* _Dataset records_
-- Begin --
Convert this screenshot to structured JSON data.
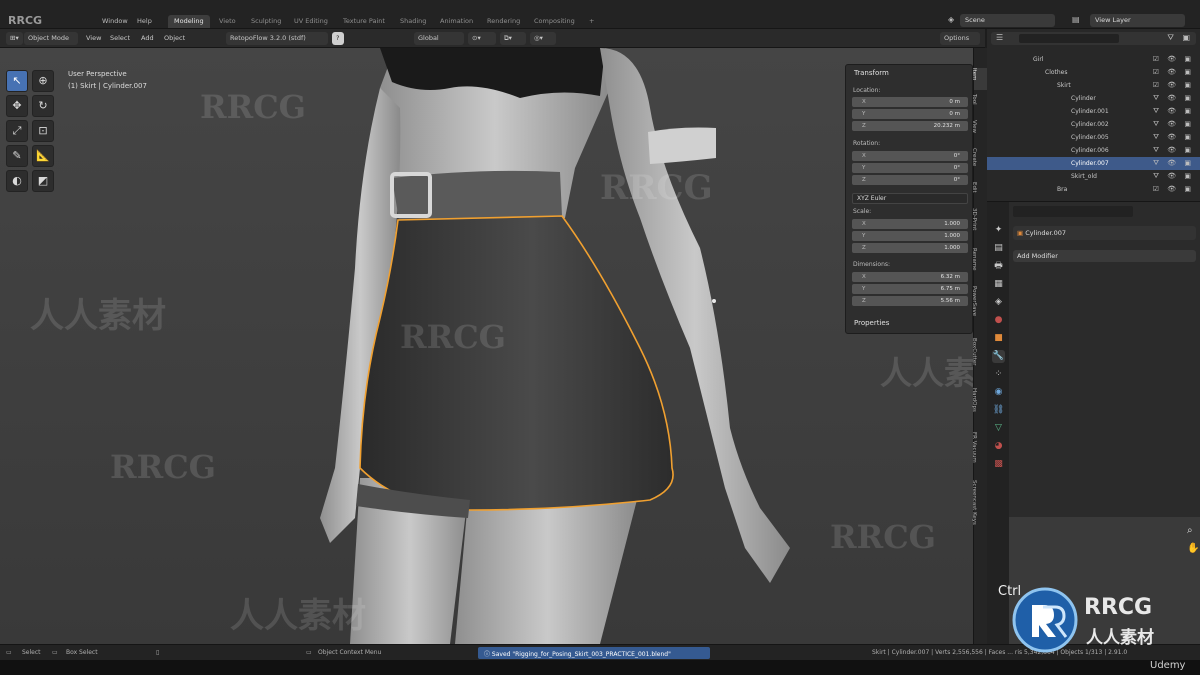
{
  "menu": [
    "Window",
    "Help"
  ],
  "workspace_tabs": [
    "Modeling",
    "Vieto",
    "Sculpting",
    "UV Editing",
    "Texture Paint",
    "Shading",
    "Animation",
    "Rendering",
    "Compositing",
    "+"
  ],
  "scene_field": "Scene",
  "view_layer_field": "View Layer",
  "viewport_header": {
    "mode": "Object Mode",
    "view": "View",
    "select": "Select",
    "add": "Add",
    "object": "Object",
    "addon": "RetopoFlow 3.2.0 (stdf)",
    "orientation": "Global",
    "options": "Options"
  },
  "viewport": {
    "perspective": "User Perspective",
    "object": "(1) Skirt | Cylinder.007"
  },
  "tools": [
    "select-box",
    "cursor",
    "move",
    "rotate",
    "scale",
    "transform",
    "annotate",
    "measure",
    "loop",
    "shade"
  ],
  "npanel": {
    "transform_title": "Transform",
    "location_label": "Location:",
    "location": [
      [
        "X",
        "0 m"
      ],
      [
        "Y",
        "0 m"
      ],
      [
        "Z",
        "20.232 m"
      ]
    ],
    "rotation_label": "Rotation:",
    "rotation": [
      [
        "X",
        "0°"
      ],
      [
        "Y",
        "0°"
      ],
      [
        "Z",
        "0°"
      ]
    ],
    "rotation_mode": "XYZ Euler",
    "scale_label": "Scale:",
    "scale": [
      [
        "X",
        "1.000"
      ],
      [
        "Y",
        "1.000"
      ],
      [
        "Z",
        "1.000"
      ]
    ],
    "dimensions_label": "Dimensions:",
    "dimensions": [
      [
        "X",
        "6.32 m"
      ],
      [
        "Y",
        "6.75 m"
      ],
      [
        "Z",
        "5.56 m"
      ]
    ],
    "properties_title": "Properties"
  },
  "side_tabs": [
    "Item",
    "Tool",
    "View",
    "Create",
    "Edit",
    "3D-Print",
    "Rename",
    "PowerSave",
    "BoxCutter",
    "HardOps",
    "FR Vacuum",
    "Screencast Keys"
  ],
  "outliner": [
    {
      "text": "Girl",
      "indent": 1
    },
    {
      "text": "Clothes",
      "indent": 2
    },
    {
      "text": "Skirt",
      "indent": 3
    },
    {
      "text": "Cylinder",
      "indent": 4
    },
    {
      "text": "Cylinder.001",
      "indent": 4
    },
    {
      "text": "Cylinder.002",
      "indent": 4
    },
    {
      "text": "Cylinder.005",
      "indent": 4
    },
    {
      "text": "Cylinder.006",
      "indent": 4
    },
    {
      "text": "Cylinder.007",
      "indent": 4,
      "highlight": true
    },
    {
      "text": "Skirt_old",
      "indent": 4
    },
    {
      "text": "Bra",
      "indent": 3
    }
  ],
  "properties": {
    "object_name": "Cylinder.007",
    "add_modifier": "Add Modifier"
  },
  "status": {
    "select": "Select",
    "box_select": "Box Select",
    "context_menu": "Object Context Menu",
    "saved": "Saved \"Rigging_for_Posing_Skirt_003_PRACTICE_001.blend\"",
    "stats": "Skirt | Cylinder.007 | Verts 2,556,556 | Faces ... ris 5,342,864 | Objects 1/313 | 2.91.0"
  },
  "overlay": {
    "ctrl": "Ctrl",
    "logo_top": "RRCG",
    "logo_bottom": "人人素材",
    "udemy": "Udemy",
    "watermark_latin": "RRCG",
    "watermark_cjk": "人人素材"
  },
  "colors": {
    "accent": "#4772b3",
    "selection_outline": "#f0a030",
    "highlight_row": "#3e5a8a"
  }
}
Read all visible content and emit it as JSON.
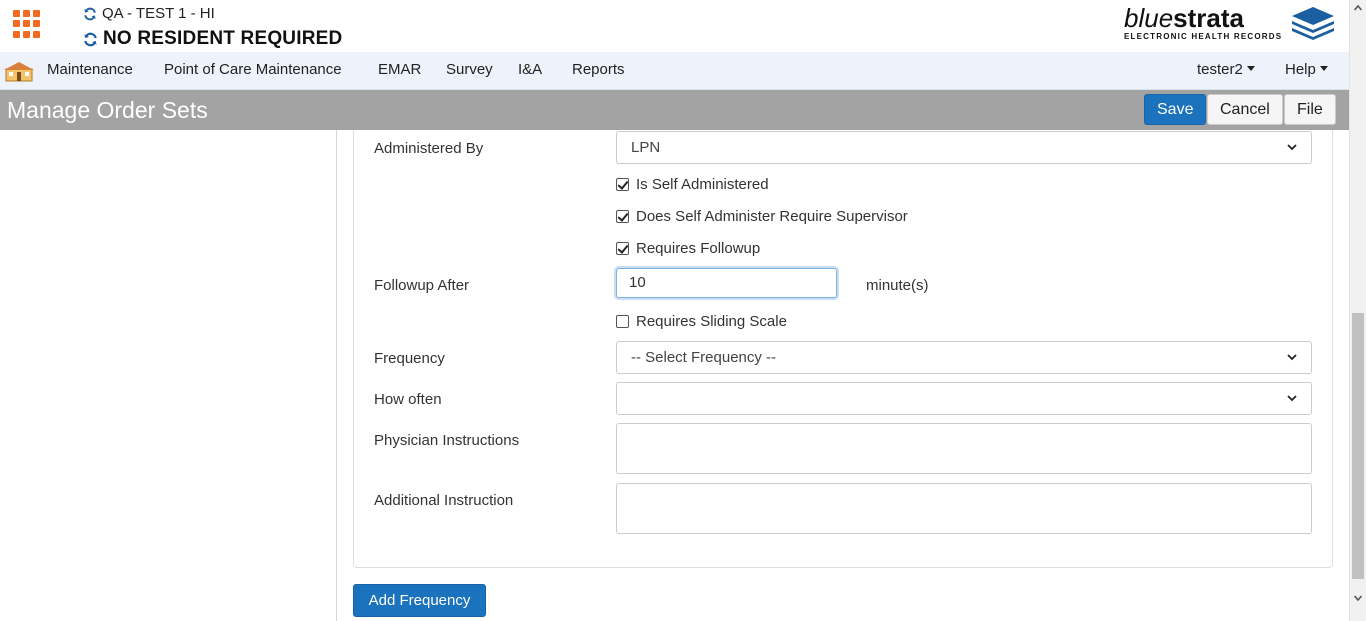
{
  "header": {
    "environment": "QA - TEST 1 - HI",
    "resident": "NO RESIDENT REQUIRED",
    "logo": {
      "name_light": "blue",
      "name_bold": "strata",
      "tagline": "ELECTRONIC HEALTH RECORDS"
    }
  },
  "nav": {
    "items": [
      "Maintenance",
      "Point of Care Maintenance",
      "EMAR",
      "Survey",
      "I&A",
      "Reports"
    ],
    "user": "tester2",
    "help": "Help"
  },
  "title_bar": {
    "title": "Manage Order Sets",
    "save_label": "Save",
    "cancel_label": "Cancel",
    "file_label": "File"
  },
  "form": {
    "administered_by": {
      "label": "Administered By",
      "value": "LPN"
    },
    "is_self_administered": {
      "label": "Is Self Administered",
      "checked": true
    },
    "self_requires_supervisor": {
      "label": "Does Self Administer Require Supervisor",
      "checked": true
    },
    "requires_followup": {
      "label": "Requires Followup",
      "checked": true
    },
    "followup_after": {
      "label": "Followup After",
      "value": "10",
      "unit": "minute(s)"
    },
    "requires_sliding_scale": {
      "label": "Requires Sliding Scale",
      "checked": false
    },
    "frequency": {
      "label": "Frequency",
      "value": "-- Select Frequency --"
    },
    "how_often": {
      "label": "How often",
      "value": ""
    },
    "physician_instructions": {
      "label": "Physician Instructions",
      "value": ""
    },
    "additional_instruction": {
      "label": "Additional Instruction",
      "value": ""
    }
  },
  "actions": {
    "add_frequency_label": "Add Frequency"
  },
  "colors": {
    "primary": "#1b72bd",
    "accent": "#f26a21",
    "title_bar": "#a3a3a3",
    "nav_bg": "#eef3fb"
  }
}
-- End --
* _EXERCISE AIM_
Apart from the pictures, the entries above are to be repeated in full and exactly.

* _REPLY_
Convert this screenshot to structured JSON data.
{
  "menu": [
    "Window",
    "Help"
  ],
  "workspace_tabs": [
    "Modeling",
    "Vieto",
    "Sculpting",
    "UV Editing",
    "Texture Paint",
    "Shading",
    "Animation",
    "Rendering",
    "Compositing",
    "+"
  ],
  "scene_field": "Scene",
  "view_layer_field": "View Layer",
  "viewport_header": {
    "mode": "Object Mode",
    "view": "View",
    "select": "Select",
    "add": "Add",
    "object": "Object",
    "addon": "RetopoFlow 3.2.0 (stdf)",
    "orientation": "Global",
    "options": "Options"
  },
  "viewport": {
    "perspective": "User Perspective",
    "object": "(1) Skirt | Cylinder.007"
  },
  "tools": [
    "select-box",
    "cursor",
    "move",
    "rotate",
    "scale",
    "transform",
    "annotate",
    "measure",
    "loop",
    "shade"
  ],
  "npanel": {
    "transform_title": "Transform",
    "location_label": "Location:",
    "location": [
      [
        "X",
        "0 m"
      ],
      [
        "Y",
        "0 m"
      ],
      [
        "Z",
        "20.232 m"
      ]
    ],
    "rotation_label": "Rotation:",
    "rotation": [
      [
        "X",
        "0°"
      ],
      [
        "Y",
        "0°"
      ],
      [
        "Z",
        "0°"
      ]
    ],
    "rotation_mode": "XYZ Euler",
    "scale_label": "Scale:",
    "scale": [
      [
        "X",
        "1.000"
      ],
      [
        "Y",
        "1.000"
      ],
      [
        "Z",
        "1.000"
      ]
    ],
    "dimensions_label": "Dimensions:",
    "dimensions": [
      [
        "X",
        "6.32 m"
      ],
      [
        "Y",
        "6.75 m"
      ],
      [
        "Z",
        "5.56 m"
      ]
    ],
    "properties_title": "Properties"
  },
  "side_tabs": [
    "Item",
    "Tool",
    "View",
    "Create",
    "Edit",
    "3D-Print",
    "Rename",
    "PowerSave",
    "BoxCutter",
    "HardOps",
    "FR Vacuum",
    "Screencast Keys"
  ],
  "outliner": [
    {
      "text": "Girl",
      "indent": 1
    },
    {
      "text": "Clothes",
      "indent": 2
    },
    {
      "text": "Skirt",
      "indent": 3
    },
    {
      "text": "Cylinder",
      "indent": 4
    },
    {
      "text": "Cylinder.001",
      "indent": 4
    },
    {
      "text": "Cylinder.002",
      "indent": 4
    },
    {
      "text": "Cylinder.005",
      "indent": 4
    },
    {
      "text": "Cylinder.006",
      "indent": 4
    },
    {
      "text": "Cylinder.007",
      "indent": 4,
      "highlight": true
    },
    {
      "text": "Skirt_old",
      "indent": 4
    },
    {
      "text": "Bra",
      "indent": 3
    }
  ],
  "properties": {
    "object_name": "Cylinder.007",
    "add_modifier": "Add Modifier"
  },
  "status": {
    "select": "Select",
    "box_select": "Box Select",
    "context_menu": "Object Context Menu",
    "saved": "Saved \"Rigging_for_Posing_Skirt_003_PRACTICE_001.blend\"",
    "stats": "Skirt | Cylinder.007 | Verts 2,556,556 | Faces ... ris 5,342,864 | Objects 1/313 | 2.91.0"
  },
  "overlay": {
    "ctrl": "Ctrl",
    "logo_top": "RRCG",
    "logo_bottom": "人人素材",
    "udemy": "Udemy",
    "watermark_latin": "RRCG",
    "watermark_cjk": "人人素材"
  },
  "colors": {
    "accent": "#4772b3",
    "selection_outline": "#f0a030",
    "highlight_row": "#3e5a8a"
  }
}
Read all visible content and emit it as JSON.
{
  "header": {
    "environment": "QA - TEST 1 - HI",
    "resident": "NO RESIDENT REQUIRED",
    "logo": {
      "name_light": "blue",
      "name_bold": "strata",
      "tagline": "ELECTRONIC HEALTH RECORDS"
    }
  },
  "nav": {
    "items": [
      "Maintenance",
      "Point of Care Maintenance",
      "EMAR",
      "Survey",
      "I&A",
      "Reports"
    ],
    "user": "tester2",
    "help": "Help"
  },
  "title_bar": {
    "title": "Manage Order Sets",
    "save_label": "Save",
    "cancel_label": "Cancel",
    "file_label": "File"
  },
  "form": {
    "administered_by": {
      "label": "Administered By",
      "value": "LPN"
    },
    "is_self_administered": {
      "label": "Is Self Administered",
      "checked": true
    },
    "self_requires_supervisor": {
      "label": "Does Self Administer Require Supervisor",
      "checked": true
    },
    "requires_followup": {
      "label": "Requires Followup",
      "checked": true
    },
    "followup_after": {
      "label": "Followup After",
      "value": "10",
      "unit": "minute(s)"
    },
    "requires_sliding_scale": {
      "label": "Requires Sliding Scale",
      "checked": false
    },
    "frequency": {
      "label": "Frequency",
      "value": "-- Select Frequency --"
    },
    "how_often": {
      "label": "How often",
      "value": ""
    },
    "physician_instructions": {
      "label": "Physician Instructions",
      "value": ""
    },
    "additional_instruction": {
      "label": "Additional Instruction",
      "value": ""
    }
  },
  "actions": {
    "add_frequency_label": "Add Frequency"
  },
  "colors": {
    "primary": "#1b72bd",
    "accent": "#f26a21",
    "title_bar": "#a3a3a3",
    "nav_bg": "#eef3fb"
  }
}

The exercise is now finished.